● **GIVEN PASSAGE**:
PSI-15 Determining the molecular mechanism through which estradiol and trenbolone acetate improve skeletal muscle growth in beef cattle

Abstract

Abstract Approximately 90% of beef cattle on feed in the United States receive an anabolic implant during production, which results in increased growth, efficiency, and economic return to producers. However, the molecular mechanism through which these anabolic implants operate to improve skeletal muscle growth remains unknown. The objective of this study was to determine the molecular mechanism through which estradiol (E2) and trenbolone acetate (TBA) improve skeletal muscle growth in beef cattle and to specifically understand whether E2 and/or TBA function by modulating transcription. To address this, bovine satellite cells (BSC) were isolated from three different backgrounded steers and grown in culture. Once cultures reached 75% confluency they were treated with 1% fetal bovine serum (FBS) and 10 nM E2 or 10 nM TBA. In an additional experiment, all previously listed treatments were given in addition to actinomycin D (AD, a non-specific inhibitor of transcription). Treatment with E2 or TBA increased proliferation (P < 0.05) when compared to a 1% FBS control. Furthermore, treatment with E2 or TBA in the presence of AD increased proliferation (P < 0.01) when compared to cultures treated with just AD. These results indicate that TBA and E2 are both capable of increasing proliferation of BSC cultures through non-transcriptional mechanisms. Future work will identify the TBA and E2 signaling pathways that affect muscle growth and don’t involve changes in gene transcription.

● **PROVIDED RECORDS**:

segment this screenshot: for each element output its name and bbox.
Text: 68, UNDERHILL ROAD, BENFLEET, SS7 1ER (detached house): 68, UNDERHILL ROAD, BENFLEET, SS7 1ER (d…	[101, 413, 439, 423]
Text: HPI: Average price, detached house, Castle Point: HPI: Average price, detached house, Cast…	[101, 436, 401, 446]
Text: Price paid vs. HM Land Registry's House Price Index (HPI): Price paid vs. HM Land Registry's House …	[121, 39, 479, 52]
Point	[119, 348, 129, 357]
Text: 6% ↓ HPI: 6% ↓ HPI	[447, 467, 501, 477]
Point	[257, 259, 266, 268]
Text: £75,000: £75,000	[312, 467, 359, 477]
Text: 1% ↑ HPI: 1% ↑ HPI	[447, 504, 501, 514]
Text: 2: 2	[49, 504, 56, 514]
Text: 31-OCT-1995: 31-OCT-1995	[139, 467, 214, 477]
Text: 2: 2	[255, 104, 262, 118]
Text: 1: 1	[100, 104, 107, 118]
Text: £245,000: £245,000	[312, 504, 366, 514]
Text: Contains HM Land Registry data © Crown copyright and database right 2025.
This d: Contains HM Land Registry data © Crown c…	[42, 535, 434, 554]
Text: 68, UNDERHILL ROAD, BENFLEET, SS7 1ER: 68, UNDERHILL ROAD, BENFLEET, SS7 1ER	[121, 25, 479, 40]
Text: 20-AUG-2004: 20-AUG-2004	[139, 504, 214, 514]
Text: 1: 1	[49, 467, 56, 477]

● **ACTIVITY LIST**:
1 > In the abstract on anabolic implants, what concentration of estradiol and of trenbolone acetate was applied to the cell cultures?
2 > According to the abstract on anabolic implants, why do the results show that estradiol and trenbolone acetate can increase proliferation through non-transcriptional mechanisms?
3 > List every substance the abstract on anabolic implants says was applied to the bovine satellite cell cultures.
The listing has no role in this work.

● **PER-TASK OUTPUTS**:
1 > Each was applied at 10 nM.

2 > Cultures treated with estradiol or trenbolone acetate together with actinomycin D, a non-specific inhibitor of transcription, still showed increased proliferation compared with cultures given actinomycin D alone. This showed that the proliferation effect does not depend on transcription.

3 >
- 1% fetal bovine serum (FBS)
- 10 nM estradiol (E2)
- 10 nM trenbolone acetate (TBA)
- Actinomycin D (AD)